=== What you need to do ===
Write out all the lines again, precisely as they stand, but without the images.

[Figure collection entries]
===
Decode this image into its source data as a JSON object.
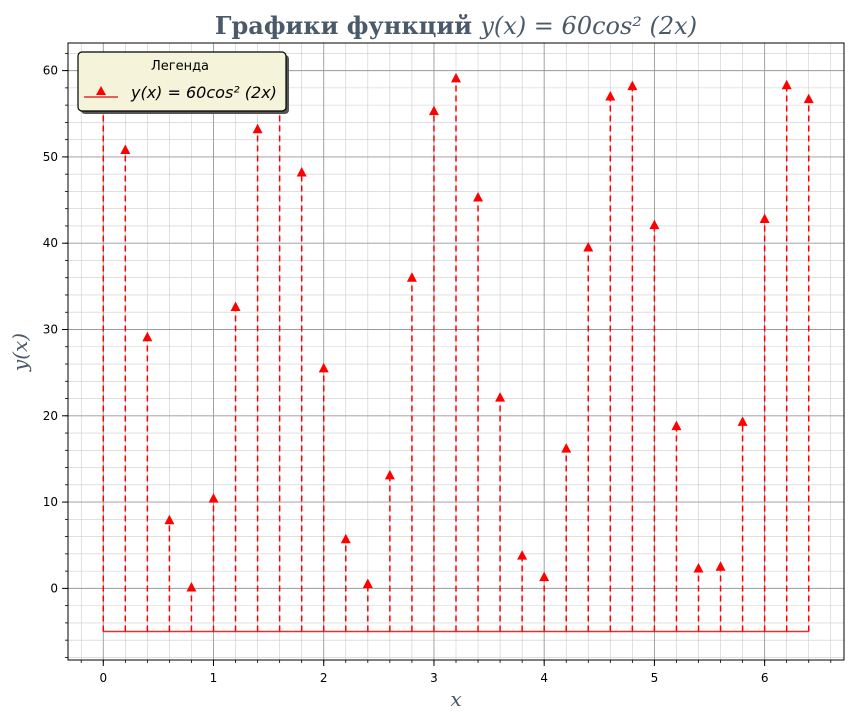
{
  "chart_data": {
    "type": "stem",
    "title_plain": "Графики функций ",
    "title_math": "y(x) = 60cos² (2x)",
    "xlabel": "x",
    "ylabel": "y(x)",
    "xlim": [
      -0.32,
      6.72
    ],
    "ylim": [
      -8.3,
      63.2
    ],
    "baseline": -5,
    "x_ticks": [
      0,
      1,
      2,
      3,
      4,
      5,
      6
    ],
    "y_ticks": [
      0,
      10,
      20,
      30,
      40,
      50,
      60
    ],
    "grid": true,
    "legend_position": "top-left",
    "legend_title": "Легенда",
    "series": [
      {
        "name": "y(x) = 60cos² (2x)",
        "color": "#ff0000",
        "marker": "triangle-up",
        "line_style": "dashed",
        "x": [
          0,
          0.2,
          0.4,
          0.6,
          0.8,
          1.0,
          1.2,
          1.4,
          1.6,
          1.8,
          2.0,
          2.2,
          2.4,
          2.6,
          2.8,
          3.0,
          3.2,
          3.4,
          3.6,
          3.8,
          4.0,
          4.2,
          4.4,
          4.6,
          4.8,
          5.0,
          5.2,
          5.4,
          5.6,
          5.8,
          6.0,
          6.2,
          6.4
        ],
        "y": [
          60.0,
          50.8,
          29.1,
          7.9,
          0.1,
          10.4,
          32.6,
          53.2,
          59.7,
          48.2,
          25.5,
          5.7,
          0.5,
          13.1,
          36.0,
          55.3,
          59.1,
          45.3,
          22.1,
          3.8,
          1.3,
          16.2,
          39.5,
          57.0,
          58.2,
          42.1,
          18.8,
          2.3,
          2.5,
          19.3,
          42.8,
          58.3,
          56.7
        ]
      }
    ]
  }
}
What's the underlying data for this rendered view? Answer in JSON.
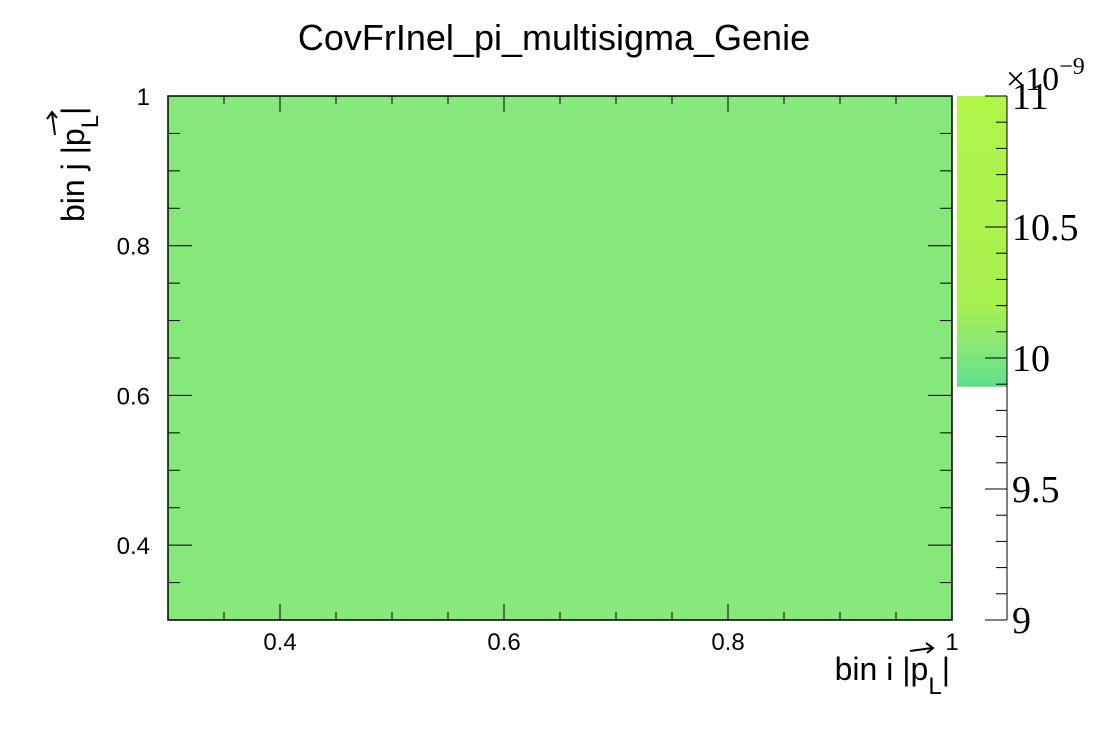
{
  "chart_data": {
    "type": "heatmap",
    "title": "CovFrInel_pi_multisigma_Genie",
    "xlabel": {
      "prefix": "bin i |",
      "var": "p",
      "sub": "L",
      "suffix": "|"
    },
    "ylabel": {
      "prefix": "bin j |",
      "var": "p",
      "sub": "L",
      "suffix": "|"
    },
    "xlim": [
      0.3,
      1.0
    ],
    "ylim": [
      0.3,
      1.0
    ],
    "x_ticks": [
      0.4,
      0.6,
      0.8,
      1
    ],
    "y_ticks": [
      0.4,
      0.6,
      0.8,
      1
    ],
    "x_tick_labels": [
      "0.4",
      "0.6",
      "0.8",
      "1"
    ],
    "y_tick_labels": [
      "0.4",
      "0.6",
      "0.8",
      "1"
    ],
    "cells": [
      {
        "x": [
          0.3,
          1.0
        ],
        "y": [
          0.3,
          1.0
        ],
        "value": 9.93e-09
      }
    ],
    "cell_color": "#86e87a",
    "colorbar": {
      "range": [
        9.0,
        11.0
      ],
      "exponent_label": "×10",
      "exponent_power": "−9",
      "ticks": [
        9,
        9.5,
        10,
        10.5,
        11
      ],
      "tick_labels": [
        "9",
        "9.5",
        "10",
        "10.5",
        "11"
      ],
      "filled_from": 9.89,
      "gradient": [
        {
          "v": 9.89,
          "color": "#5ee08e"
        },
        {
          "v": 10.05,
          "color": "#8ae875"
        },
        {
          "v": 10.2,
          "color": "#a6f050"
        },
        {
          "v": 11.0,
          "color": "#b0f548"
        }
      ]
    },
    "grid": false
  }
}
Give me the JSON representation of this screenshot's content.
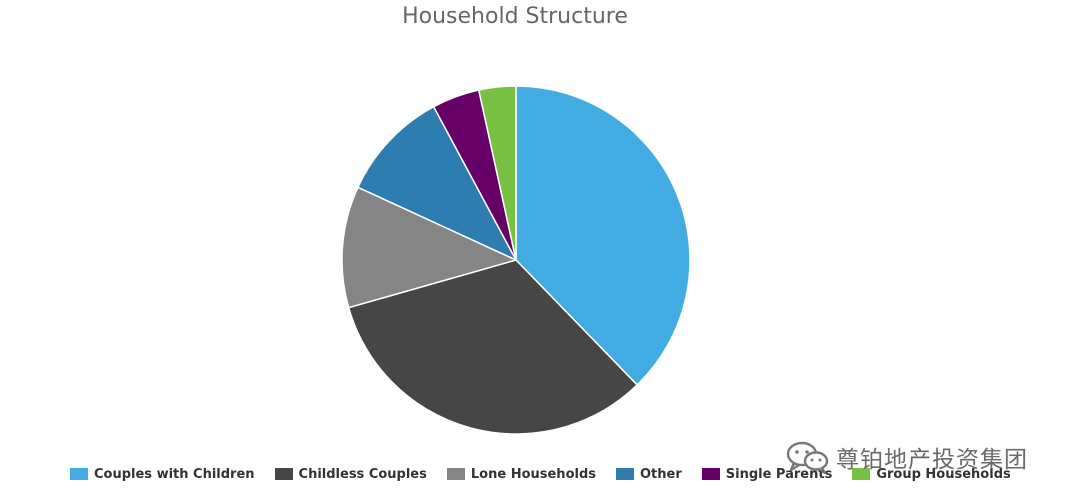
{
  "chart_data": {
    "type": "pie",
    "title": "Household Structure",
    "categories": [
      "Couples with Children",
      "Childless Couples",
      "Lone Households",
      "Other",
      "Single Parents",
      "Group Households"
    ],
    "values": [
      38.5,
      33.5,
      11.5,
      10.5,
      4.5,
      3.5
    ],
    "colors": [
      "#42abe2",
      "#464646",
      "#858585",
      "#2e7db0",
      "#660066",
      "#77c044"
    ],
    "legend_position": "bottom"
  },
  "watermark": {
    "text": "尊铂地产投资集团",
    "icon": "wechat-icon"
  }
}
===
=== Written answer ===
Decode this image into its source data as a JSON object.
{
  "chart_data": {
    "type": "stem",
    "title_plain": "Графики функций ",
    "title_math": "y(x) = 60cos² (2x)",
    "xlabel": "x",
    "ylabel": "y(x)",
    "xlim": [
      -0.32,
      6.72
    ],
    "ylim": [
      -8.3,
      63.2
    ],
    "baseline": -5,
    "x_ticks": [
      0,
      1,
      2,
      3,
      4,
      5,
      6
    ],
    "y_ticks": [
      0,
      10,
      20,
      30,
      40,
      50,
      60
    ],
    "grid": true,
    "legend_position": "top-left",
    "legend_title": "Легенда",
    "series": [
      {
        "name": "y(x) = 60cos² (2x)",
        "color": "#ff0000",
        "marker": "triangle-up",
        "line_style": "dashed",
        "x": [
          0,
          0.2,
          0.4,
          0.6,
          0.8,
          1.0,
          1.2,
          1.4,
          1.6,
          1.8,
          2.0,
          2.2,
          2.4,
          2.6,
          2.8,
          3.0,
          3.2,
          3.4,
          3.6,
          3.8,
          4.0,
          4.2,
          4.4,
          4.6,
          4.8,
          5.0,
          5.2,
          5.4,
          5.6,
          5.8,
          6.0,
          6.2,
          6.4
        ],
        "y": [
          60.0,
          50.8,
          29.1,
          7.9,
          0.1,
          10.4,
          32.6,
          53.2,
          59.7,
          48.2,
          25.5,
          5.7,
          0.5,
          13.1,
          36.0,
          55.3,
          59.1,
          45.3,
          22.1,
          3.8,
          1.3,
          16.2,
          39.5,
          57.0,
          58.2,
          42.1,
          18.8,
          2.3,
          2.5,
          19.3,
          42.8,
          58.3,
          56.7
        ]
      }
    ]
  }
}
What's the underlying data for this rendered view? Answer in JSON.
{
  "chart_data": {
    "type": "heatmap",
    "title": "CovFrInel_pi_multisigma_Genie",
    "xlabel": {
      "prefix": "bin i |",
      "var": "p",
      "sub": "L",
      "suffix": "|"
    },
    "ylabel": {
      "prefix": "bin j |",
      "var": "p",
      "sub": "L",
      "suffix": "|"
    },
    "xlim": [
      0.3,
      1.0
    ],
    "ylim": [
      0.3,
      1.0
    ],
    "x_ticks": [
      0.4,
      0.6,
      0.8,
      1
    ],
    "y_ticks": [
      0.4,
      0.6,
      0.8,
      1
    ],
    "x_tick_labels": [
      "0.4",
      "0.6",
      "0.8",
      "1"
    ],
    "y_tick_labels": [
      "0.4",
      "0.6",
      "0.8",
      "1"
    ],
    "cells": [
      {
        "x": [
          0.3,
          1.0
        ],
        "y": [
          0.3,
          1.0
        ],
        "value": 9.93e-09
      }
    ],
    "cell_color": "#86e87a",
    "colorbar": {
      "range": [
        9.0,
        11.0
      ],
      "exponent_label": "×10",
      "exponent_power": "−9",
      "ticks": [
        9,
        9.5,
        10,
        10.5,
        11
      ],
      "tick_labels": [
        "9",
        "9.5",
        "10",
        "10.5",
        "11"
      ],
      "filled_from": 9.89,
      "gradient": [
        {
          "v": 9.89,
          "color": "#5ee08e"
        },
        {
          "v": 10.05,
          "color": "#8ae875"
        },
        {
          "v": 10.2,
          "color": "#a6f050"
        },
        {
          "v": 11.0,
          "color": "#b0f548"
        }
      ]
    },
    "grid": false
  }
}
Give me the JSON representation of this screenshot's content.
{
  "chart_data": {
    "type": "pie",
    "title": "Household Structure",
    "categories": [
      "Couples with Children",
      "Childless Couples",
      "Lone Households",
      "Other",
      "Single Parents",
      "Group Households"
    ],
    "values": [
      38.5,
      33.5,
      11.5,
      10.5,
      4.5,
      3.5
    ],
    "colors": [
      "#42abe2",
      "#464646",
      "#858585",
      "#2e7db0",
      "#660066",
      "#77c044"
    ],
    "legend_position": "bottom"
  },
  "watermark": {
    "text": "尊铂地产投资集团",
    "icon": "wechat-icon"
  }
}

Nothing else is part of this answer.